To do – What is needed here is an exact copy of every entry.

****************************************

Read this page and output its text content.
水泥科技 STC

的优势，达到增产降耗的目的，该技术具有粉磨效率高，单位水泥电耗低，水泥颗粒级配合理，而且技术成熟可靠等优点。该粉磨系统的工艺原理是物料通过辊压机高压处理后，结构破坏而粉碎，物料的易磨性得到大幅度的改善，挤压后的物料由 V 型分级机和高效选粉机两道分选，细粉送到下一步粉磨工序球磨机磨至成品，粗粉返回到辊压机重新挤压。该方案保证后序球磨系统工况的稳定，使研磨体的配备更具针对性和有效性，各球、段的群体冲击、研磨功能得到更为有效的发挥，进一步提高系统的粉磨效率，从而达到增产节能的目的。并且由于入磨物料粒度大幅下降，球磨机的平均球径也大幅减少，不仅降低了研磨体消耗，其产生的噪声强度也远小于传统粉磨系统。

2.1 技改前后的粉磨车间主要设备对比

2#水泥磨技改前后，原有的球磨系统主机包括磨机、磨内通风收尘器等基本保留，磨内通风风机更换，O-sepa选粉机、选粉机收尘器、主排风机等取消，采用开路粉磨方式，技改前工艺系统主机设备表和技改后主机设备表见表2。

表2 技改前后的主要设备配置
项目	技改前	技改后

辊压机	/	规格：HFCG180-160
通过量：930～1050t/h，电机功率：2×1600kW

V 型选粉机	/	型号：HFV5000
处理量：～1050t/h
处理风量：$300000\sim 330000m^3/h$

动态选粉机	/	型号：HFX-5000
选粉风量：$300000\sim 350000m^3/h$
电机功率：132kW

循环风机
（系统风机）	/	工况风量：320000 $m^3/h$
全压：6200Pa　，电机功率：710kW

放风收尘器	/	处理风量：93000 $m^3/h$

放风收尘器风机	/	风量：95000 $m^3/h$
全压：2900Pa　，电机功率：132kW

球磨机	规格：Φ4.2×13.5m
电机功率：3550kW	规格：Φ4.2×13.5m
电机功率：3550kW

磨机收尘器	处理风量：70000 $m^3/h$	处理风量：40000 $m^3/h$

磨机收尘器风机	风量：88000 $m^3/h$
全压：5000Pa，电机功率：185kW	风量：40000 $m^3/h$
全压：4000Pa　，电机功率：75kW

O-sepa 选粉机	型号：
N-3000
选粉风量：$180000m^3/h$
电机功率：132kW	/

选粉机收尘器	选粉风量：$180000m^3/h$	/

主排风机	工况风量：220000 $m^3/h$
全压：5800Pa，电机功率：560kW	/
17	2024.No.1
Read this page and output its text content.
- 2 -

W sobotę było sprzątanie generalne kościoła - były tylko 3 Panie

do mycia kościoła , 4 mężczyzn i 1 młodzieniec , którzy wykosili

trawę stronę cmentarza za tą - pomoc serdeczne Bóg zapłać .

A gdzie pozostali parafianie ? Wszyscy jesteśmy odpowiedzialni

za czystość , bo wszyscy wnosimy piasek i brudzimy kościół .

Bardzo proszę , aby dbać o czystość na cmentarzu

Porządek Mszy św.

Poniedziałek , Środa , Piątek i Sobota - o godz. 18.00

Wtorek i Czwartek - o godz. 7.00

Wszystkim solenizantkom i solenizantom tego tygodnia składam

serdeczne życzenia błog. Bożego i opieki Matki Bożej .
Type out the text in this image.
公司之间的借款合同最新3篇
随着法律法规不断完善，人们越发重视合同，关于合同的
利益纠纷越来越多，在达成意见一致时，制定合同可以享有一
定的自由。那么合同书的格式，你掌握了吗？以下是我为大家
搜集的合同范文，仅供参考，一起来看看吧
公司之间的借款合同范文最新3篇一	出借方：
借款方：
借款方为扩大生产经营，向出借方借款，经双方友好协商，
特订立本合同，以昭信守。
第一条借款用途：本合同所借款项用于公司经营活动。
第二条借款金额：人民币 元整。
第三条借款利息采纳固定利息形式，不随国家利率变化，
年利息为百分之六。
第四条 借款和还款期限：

****************************************

Exercise result –
Read this page and output its text content.
水泥科技 STC

的优势，达到增产降耗的目的，该技术具有粉磨效率高，单位水泥电耗低，水泥颗粒级配合理，而且技术成熟可靠等优点。该粉磨系统的工艺原理是物料通过辊压机高压处理后，结构破坏而粉碎，物料的易磨性得到大幅度的改善，挤压后的物料由 V 型分级机和高效选粉机两道分选，细粉送到下一步粉磨工序球磨机磨至成品，粗粉返回到辊压机重新挤压。该方案保证后序球磨系统工况的稳定，使研磨体的配备更具针对性和有效性，各球、段的群体冲击、研磨功能得到更为有效的发挥，进一步提高系统的粉磨效率，从而达到增产节能的目的。并且由于入磨物料粒度大幅下降，球磨机的平均球径也大幅减少，不仅降低了研磨体消耗，其产生的噪声强度也远小于传统粉磨系统。

2.1 技改前后的粉磨车间主要设备对比

2#水泥磨技改前后，原有的球磨系统主机包括磨机、磨内通风收尘器等基本保留，磨内通风风机更换，O-sepa选粉机、选粉机收尘器、主排风机等取消，采用开路粉磨方式，技改前工艺系统主机设备表和技改后主机设备表见表2。

表2 技改前后的主要设备配置
项目	技改前	技改后

辊压机	/	规格：HFCG180-160
通过量：930～1050t/h，电机功率：2×1600kW

V 型选粉机	/	型号：HFV5000
处理量：～1050t/h
处理风量：$300000\sim 330000m^3/h$

动态选粉机	/	型号：HFX-5000
选粉风量：$300000\sim 350000m^3/h$
电机功率：132kW

循环风机
（系统风机）	/	工况风量：320000 $m^3/h$
全压：6200Pa　，电机功率：710kW

放风收尘器	/	处理风量：93000 $m^3/h$

放风收尘器风机	/	风量：95000 $m^3/h$
全压：2900Pa　，电机功率：132kW

球磨机	规格：Φ4.2×13.5m
电机功率：3550kW	规格：Φ4.2×13.5m
电机功率：3550kW

磨机收尘器	处理风量：70000 $m^3/h$	处理风量：40000 $m^3/h$

磨机收尘器风机	风量：88000 $m^3/h$
全压：5000Pa，电机功率：185kW	风量：40000 $m^3/h$
全压：4000Pa　，电机功率：75kW

O-sepa 选粉机	型号：
N-3000
选粉风量：$180000m^3/h$
电机功率：132kW	/

选粉机收尘器	选粉风量：$180000m^3/h$	/

主排风机	工况风量：220000 $m^3/h$
全压：5800Pa，电机功率：560kW	/
17	2024.No.1
Read this page and output its text content.
- 2 -

W sobotę było sprzątanie generalne kościoła - były tylko 3 Panie

do mycia kościoła , 4 mężczyzn i 1 młodzieniec , którzy wykosili

trawę stronę cmentarza za tą - pomoc serdeczne Bóg zapłać .

A gdzie pozostali parafianie ? Wszyscy jesteśmy odpowiedzialni

za czystość , bo wszyscy wnosimy piasek i brudzimy kościół .

Bardzo proszę , aby dbać o czystość na cmentarzu

Porządek Mszy św.

Poniedziałek , Środa , Piątek i Sobota - o godz. 18.00

Wtorek i Czwartek - o godz. 7.00

Wszystkim solenizantkom i solenizantom tego tygodnia składam

serdeczne życzenia błog. Bożego i opieki Matki Bożej .
Type out the text in this image.
公司之间的借款合同最新3篇
随着法律法规不断完善，人们越发重视合同，关于合同的
利益纠纷越来越多，在达成意见一致时，制定合同可以享有一
定的自由。那么合同书的格式，你掌握了吗？以下是我为大家
搜集的合同范文，仅供参考，一起来看看吧
公司之间的借款合同范文最新3篇一	出借方：
借款方：
借款方为扩大生产经营，向出借方借款，经双方友好协商，
特订立本合同，以昭信守。
第一条借款用途：本合同所借款项用于公司经营活动。
第二条借款金额：人民币 元整。
第三条借款利息采纳固定利息形式，不随国家利率变化，
年利息为百分之六。
第四条 借款和还款期限：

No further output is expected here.